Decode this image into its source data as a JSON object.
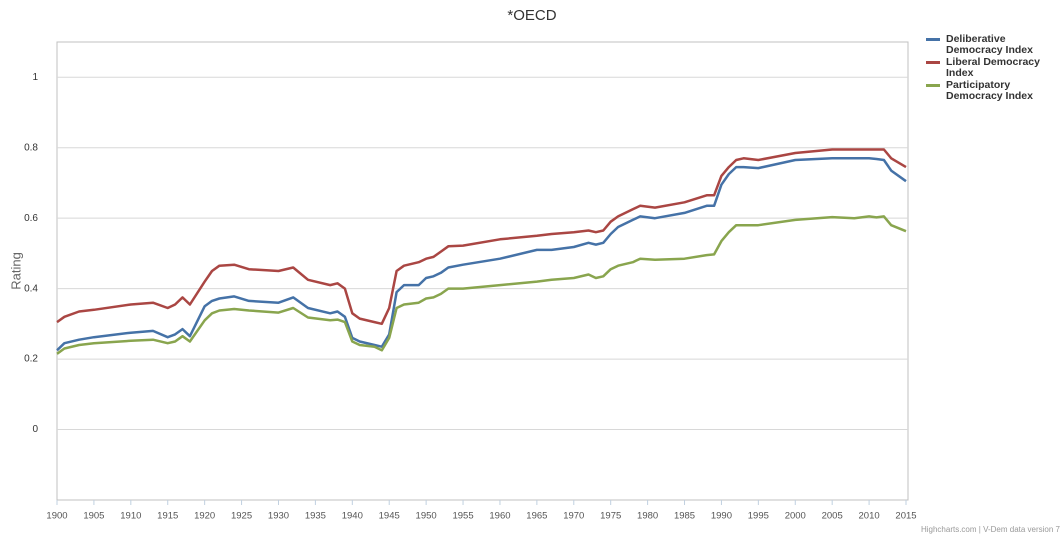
{
  "chart_data": {
    "type": "line",
    "title": "*OECD",
    "y_label": "Rating",
    "credits": "Highcharts.com | V-Dem data version 7",
    "x": [
      1900,
      1901,
      1903,
      1905,
      1910,
      1913,
      1915,
      1916,
      1917,
      1918,
      1920,
      1921,
      1922,
      1924,
      1926,
      1930,
      1932,
      1934,
      1937,
      1938,
      1939,
      1940,
      1941,
      1943,
      1944,
      1945,
      1946,
      1947,
      1949,
      1950,
      1951,
      1952,
      1953,
      1955,
      1960,
      1965,
      1967,
      1970,
      1972,
      1973,
      1974,
      1975,
      1976,
      1978,
      1979,
      1981,
      1985,
      1988,
      1989,
      1990,
      1991,
      1992,
      1993,
      1995,
      2000,
      2005,
      2008,
      2010,
      2011,
      2012,
      2013,
      2015
    ],
    "series": [
      {
        "name": "Deliberative Democracy Index",
        "color": "#4572a7",
        "values": [
          0.225,
          0.245,
          0.255,
          0.262,
          0.275,
          0.28,
          0.262,
          0.27,
          0.285,
          0.265,
          0.35,
          0.365,
          0.372,
          0.378,
          0.365,
          0.36,
          0.375,
          0.345,
          0.33,
          0.335,
          0.32,
          0.26,
          0.25,
          0.24,
          0.235,
          0.27,
          0.39,
          0.41,
          0.41,
          0.43,
          0.435,
          0.445,
          0.46,
          0.468,
          0.485,
          0.51,
          0.51,
          0.518,
          0.53,
          0.525,
          0.53,
          0.555,
          0.575,
          0.595,
          0.605,
          0.6,
          0.615,
          0.635,
          0.635,
          0.695,
          0.725,
          0.745,
          0.745,
          0.742,
          0.765,
          0.77,
          0.77,
          0.77,
          0.768,
          0.765,
          0.735,
          0.705
        ]
      },
      {
        "name": "Liberal Democracy Index",
        "color": "#aa4643",
        "values": [
          0.305,
          0.32,
          0.335,
          0.34,
          0.355,
          0.36,
          0.345,
          0.355,
          0.375,
          0.355,
          0.42,
          0.45,
          0.465,
          0.468,
          0.455,
          0.45,
          0.46,
          0.425,
          0.41,
          0.415,
          0.4,
          0.33,
          0.315,
          0.305,
          0.3,
          0.345,
          0.45,
          0.465,
          0.475,
          0.485,
          0.49,
          0.505,
          0.52,
          0.522,
          0.54,
          0.55,
          0.555,
          0.56,
          0.565,
          0.56,
          0.565,
          0.59,
          0.605,
          0.625,
          0.635,
          0.63,
          0.645,
          0.665,
          0.665,
          0.72,
          0.745,
          0.765,
          0.77,
          0.765,
          0.785,
          0.795,
          0.795,
          0.795,
          0.795,
          0.795,
          0.77,
          0.745
        ]
      },
      {
        "name": "Participatory Democracy Index",
        "color": "#89a54e",
        "values": [
          0.215,
          0.23,
          0.24,
          0.245,
          0.252,
          0.255,
          0.245,
          0.25,
          0.265,
          0.25,
          0.31,
          0.33,
          0.338,
          0.342,
          0.338,
          0.332,
          0.345,
          0.318,
          0.31,
          0.312,
          0.305,
          0.25,
          0.24,
          0.235,
          0.225,
          0.26,
          0.345,
          0.355,
          0.36,
          0.372,
          0.375,
          0.385,
          0.4,
          0.4,
          0.41,
          0.42,
          0.425,
          0.43,
          0.44,
          0.43,
          0.435,
          0.455,
          0.465,
          0.475,
          0.485,
          0.482,
          0.485,
          0.495,
          0.497,
          0.535,
          0.56,
          0.58,
          0.58,
          0.58,
          0.595,
          0.603,
          0.6,
          0.605,
          0.602,
          0.605,
          0.58,
          0.563
        ]
      }
    ],
    "xlim": [
      1900,
      2015
    ],
    "xticks": [
      1900,
      1905,
      1910,
      1915,
      1920,
      1925,
      1930,
      1935,
      1940,
      1945,
      1950,
      1955,
      1960,
      1965,
      1970,
      1975,
      1980,
      1985,
      1990,
      1995,
      2000,
      2005,
      2010,
      2015
    ],
    "ylim": [
      -0.2,
      1.1
    ],
    "yticks": [
      0,
      0.2,
      0.4,
      0.6,
      0.8,
      1
    ],
    "grid": true,
    "legend": "top-right"
  }
}
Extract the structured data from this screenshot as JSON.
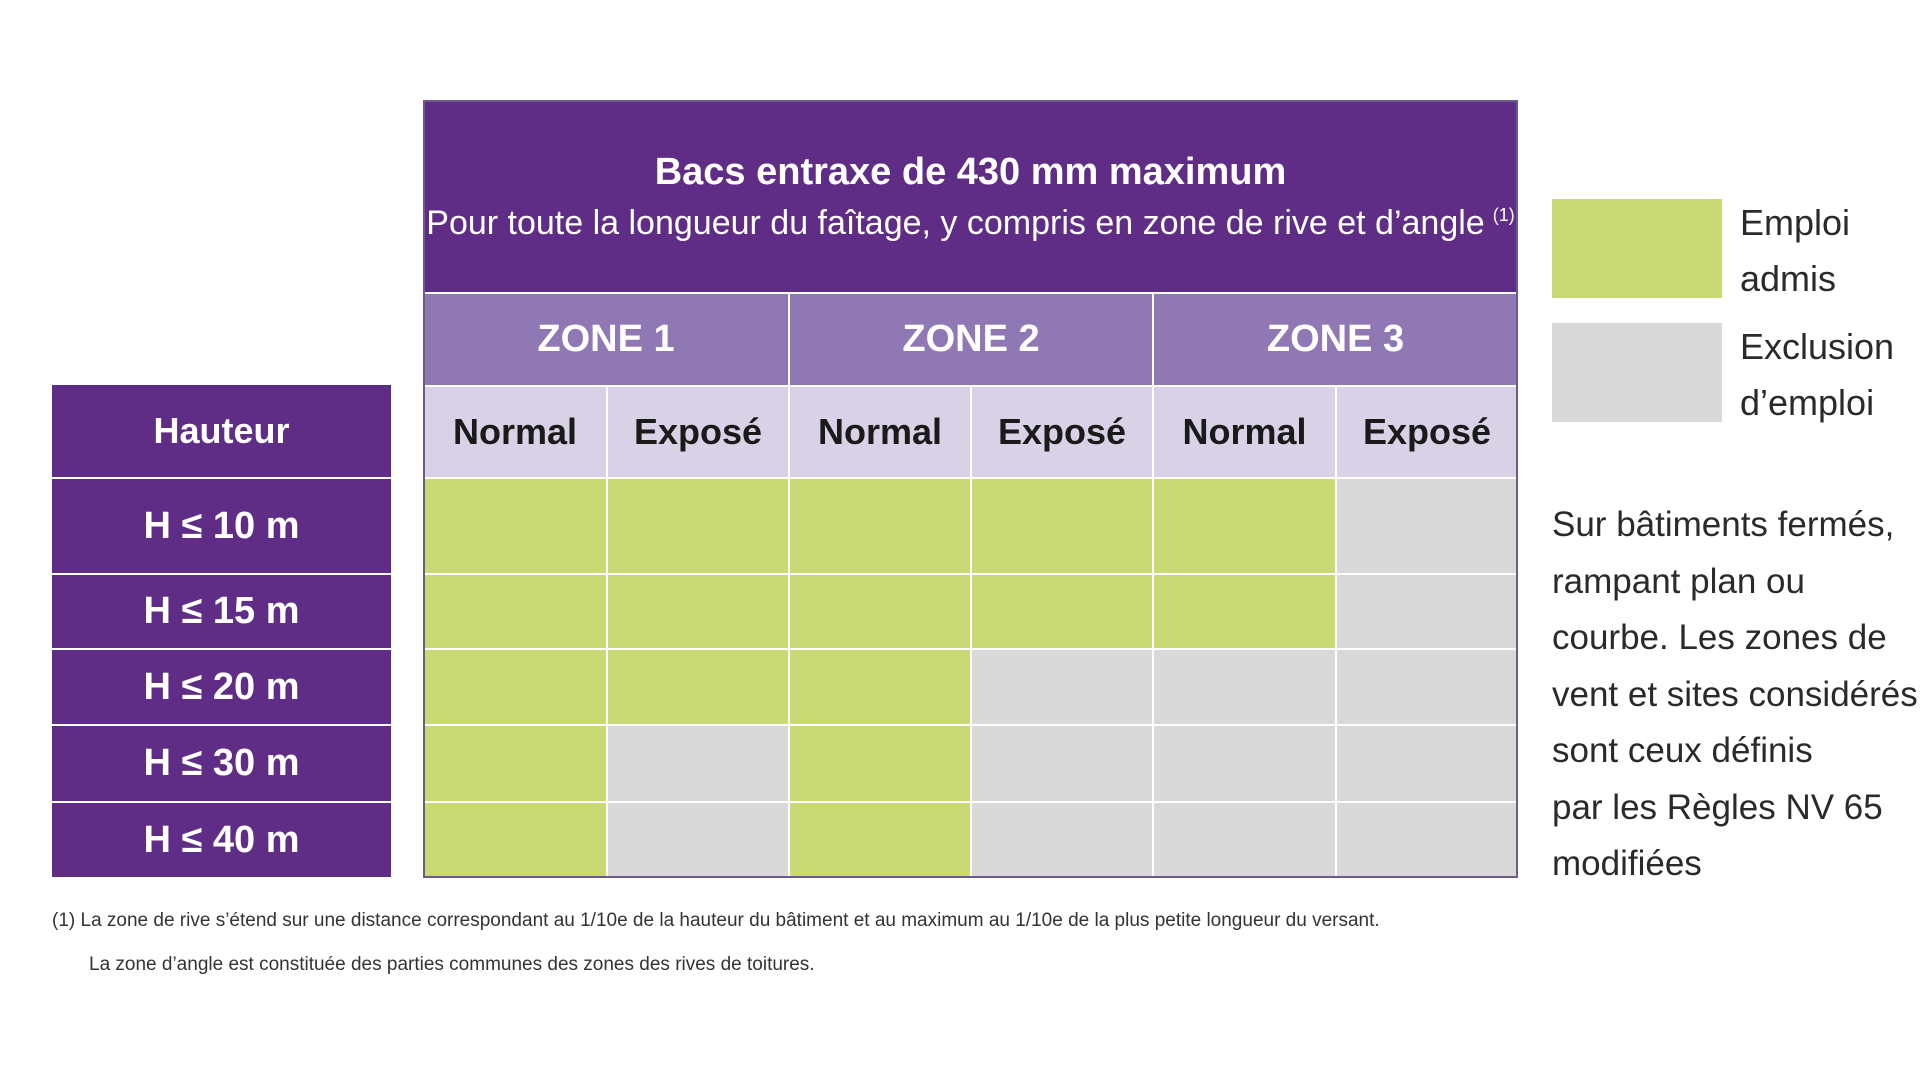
{
  "header": {
    "title": "Bacs entraxe de 430 mm maximum",
    "subtitle": "Pour toute la longueur du faîtage, y compris en zone de rive et d’angle",
    "subtitle_note": "(1)"
  },
  "table": {
    "row_header": "Hauteur",
    "zones": [
      "ZONE 1",
      "ZONE 2",
      "ZONE 3"
    ],
    "columns": [
      "Normal",
      "Exposé",
      "Normal",
      "Exposé",
      "Normal",
      "Exposé"
    ],
    "rows": [
      {
        "label": "H ≤ 10 m",
        "cells": [
          "#c9da74",
          "#c9da74",
          "#c9da74",
          "#c9da74",
          "#c9da74",
          "#d9d9d9"
        ]
      },
      {
        "label": "H ≤ 15 m",
        "cells": [
          "#c9da74",
          "#c9da74",
          "#c9da74",
          "#c9da74",
          "#c9da74",
          "#d9d9d9"
        ]
      },
      {
        "label": "H ≤ 20 m",
        "cells": [
          "#c9da74",
          "#c9da74",
          "#c9da74",
          "#d9d9d9",
          "#d9d9d9",
          "#d9d9d9"
        ]
      },
      {
        "label": "H ≤ 30 m",
        "cells": [
          "#c9da74",
          "#d9d9d9",
          "#c9da74",
          "#d9d9d9",
          "#d9d9d9",
          "#d9d9d9"
        ]
      },
      {
        "label": "H ≤ 40 m",
        "cells": [
          "#c9da74",
          "#d9d9d9",
          "#c9da74",
          "#d9d9d9",
          "#d9d9d9",
          "#d9d9d9"
        ]
      }
    ]
  },
  "legend": [
    {
      "label": "Emploi admis",
      "color": "#c9da74"
    },
    {
      "label": "Exclusion d’emploi",
      "color": "#d9d9d9"
    }
  ],
  "note": {
    "lines": [
      "Sur bâtiments fermés,",
      "rampant plan ou",
      "courbe. Les zones de",
      "vent et sites considérés",
      "sont ceux définis",
      "par les Règles NV 65",
      "modifiées"
    ]
  },
  "footnote": {
    "lines": [
      "(1) La zone de rive s’étend sur une distance correspondant au 1/10e de la hauteur du bâtiment et au maximum au 1/10e de la plus petite longueur du versant.",
      "La zone d’angle est constituée des parties communes des zones des rives de toitures."
    ]
  }
}
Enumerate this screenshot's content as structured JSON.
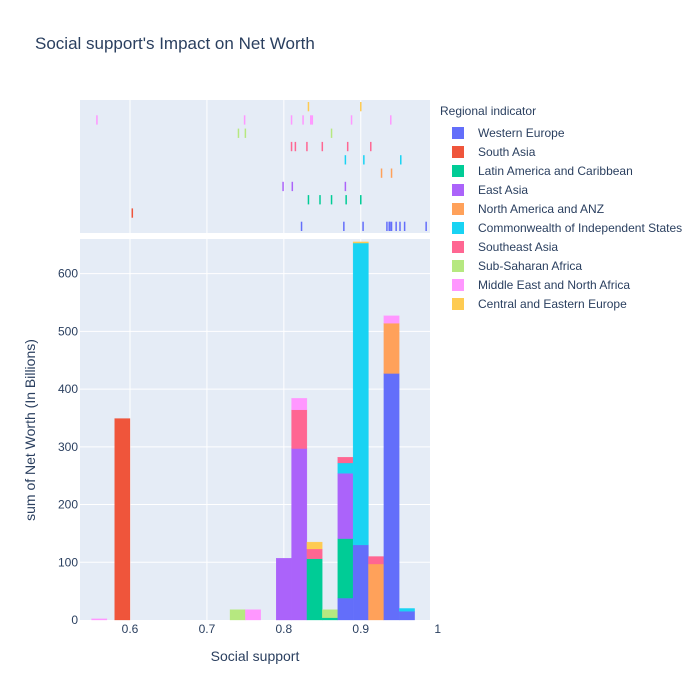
{
  "chart_data": {
    "type": "bar",
    "title": "Social support's Impact on Net Worth",
    "xlabel": "Social support",
    "ylabel": "sum of Net Worth (In Billions)",
    "legend_title": "Regional indicator",
    "xlim": [
      0.535,
      0.99
    ],
    "ylim": [
      0,
      660
    ],
    "x_ticks": [
      0.6,
      0.7,
      0.8,
      0.9,
      1.0
    ],
    "x_tick_labels": [
      "0.6",
      "0.7",
      "0.8",
      "0.9",
      "1"
    ],
    "y_ticks": [
      0,
      100,
      200,
      300,
      400,
      500,
      600
    ],
    "y_tick_labels": [
      "0",
      "100",
      "200",
      "300",
      "400",
      "500",
      "600"
    ],
    "grid": true,
    "barmode": "stack",
    "bin_starts": [
      0.55,
      0.58,
      0.73,
      0.75,
      0.79,
      0.81,
      0.83,
      0.85,
      0.87,
      0.89,
      0.91,
      0.93,
      0.95
    ],
    "bin_width": 0.02,
    "series": [
      {
        "name": "Western Europe",
        "color": "#636efa",
        "values": [
          0,
          0,
          0,
          0,
          0,
          0,
          0,
          0,
          38,
          130,
          0,
          427,
          15
        ],
        "rug": [
          0.823,
          0.878,
          0.903,
          0.934,
          0.937,
          0.938,
          0.94,
          0.946,
          0.951,
          0.957,
          0.985
        ]
      },
      {
        "name": "South Asia",
        "color": "#ef553b",
        "values": [
          0,
          349,
          0,
          0,
          0,
          0,
          0,
          0,
          0,
          0,
          0,
          0,
          0
        ],
        "rug": [
          0.603
        ]
      },
      {
        "name": "Latin America and Caribbean",
        "color": "#00cc96",
        "values": [
          0,
          0,
          0,
          0,
          0,
          0,
          106,
          4,
          103,
          0,
          0,
          0,
          0
        ],
        "rug": [
          0.832,
          0.847,
          0.862,
          0.881,
          0.9
        ]
      },
      {
        "name": "East Asia",
        "color": "#ab63fa",
        "values": [
          0,
          0,
          0,
          0,
          107,
          297,
          0,
          0,
          113,
          0,
          0,
          0,
          0
        ],
        "rug": [
          0.799,
          0.811,
          0.88
        ]
      },
      {
        "name": "North America and ANZ",
        "color": "#ffa15a",
        "values": [
          0,
          0,
          0,
          0,
          0,
          0,
          0,
          0,
          0,
          0,
          97,
          87,
          0
        ],
        "rug": [
          0.927,
          0.94
        ]
      },
      {
        "name": "Commonwealth of Independent States",
        "color": "#19d3f3",
        "values": [
          0,
          0,
          0,
          0,
          0,
          0,
          0,
          0,
          18,
          523,
          0,
          0,
          5
        ],
        "rug": [
          0.88,
          0.904,
          0.952
        ]
      },
      {
        "name": "Southeast Asia",
        "color": "#ff6692",
        "values": [
          0,
          0,
          0,
          0,
          0,
          67,
          17,
          0,
          10,
          0,
          13,
          0,
          0
        ],
        "rug": [
          0.81,
          0.815,
          0.83,
          0.85,
          0.883,
          0.913
        ]
      },
      {
        "name": "Sub-Saharan Africa",
        "color": "#b6e880",
        "values": [
          0,
          0,
          18,
          0,
          0,
          0,
          0,
          14,
          0,
          0,
          0,
          0,
          0
        ],
        "rug": [
          0.741,
          0.75,
          0.862
        ]
      },
      {
        "name": "Middle East and North Africa",
        "color": "#ff97ff",
        "values": [
          2,
          0,
          0,
          18,
          0,
          20,
          0,
          0,
          0,
          0,
          0,
          13,
          0
        ],
        "rug": [
          0.557,
          0.749,
          0.81,
          0.825,
          0.835,
          0.837,
          0.888,
          0.939
        ]
      },
      {
        "name": "Central and Eastern Europe",
        "color": "#fecb52",
        "values": [
          0,
          0,
          0,
          0,
          0,
          0,
          12,
          0,
          0,
          2,
          0,
          0,
          0
        ],
        "rug": [
          0.832,
          0.9
        ]
      }
    ]
  }
}
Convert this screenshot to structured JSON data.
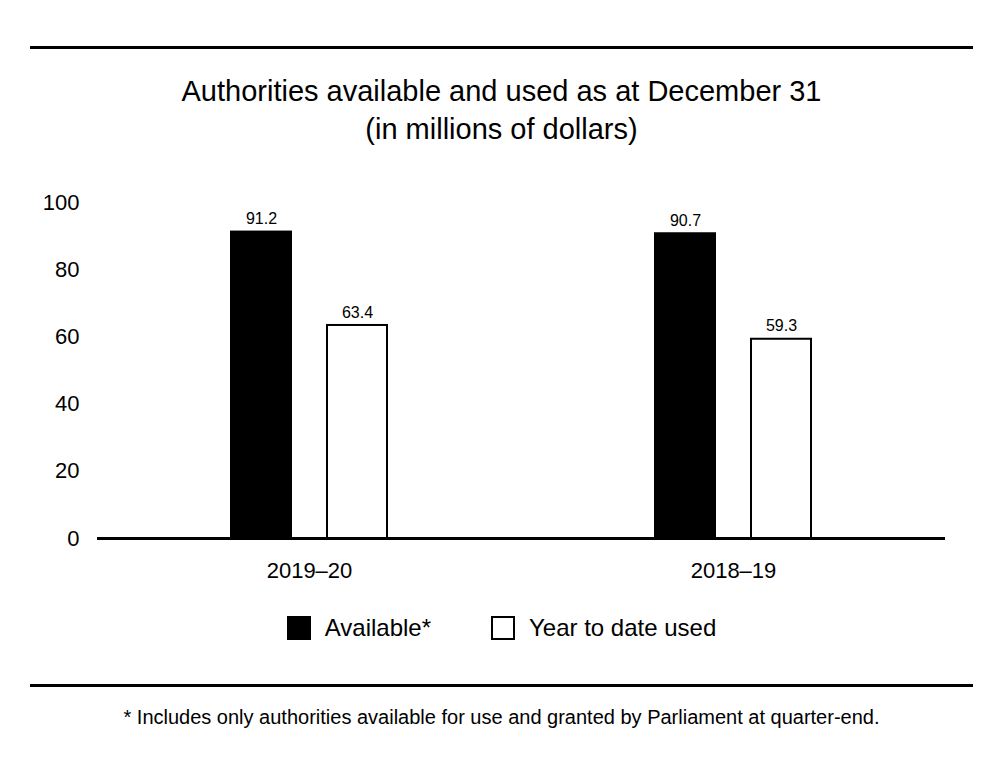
{
  "chart_data": {
    "type": "bar",
    "title": "Authorities available and used as at December 31",
    "subtitle": "(in millions of dollars)",
    "categories": [
      "2019–20",
      "2018–19"
    ],
    "series": [
      {
        "name": "Available*",
        "color": "#000000",
        "values": [
          91.2,
          90.7
        ]
      },
      {
        "name": "Year to date used",
        "color": "#ffffff",
        "values": [
          63.4,
          59.3
        ]
      }
    ],
    "ylim": [
      0,
      100
    ],
    "yticks": [
      0,
      20,
      40,
      60,
      80,
      100
    ],
    "grid": false,
    "legend": "bottom",
    "data_labels": true,
    "annotations": [
      "* Includes only authorities available for use and granted by Parliament at quarter-end."
    ]
  }
}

◆ Task objective ◆
Search the data for the string "angle". List each line that has it.

◆ Worked solution ◆
    "subtitle": "Pour toute la longueur du faîtage, y compris en zone de rive et d’angle",
      "La zone d’angle est constituée des parties communes des zones des rives de toitures."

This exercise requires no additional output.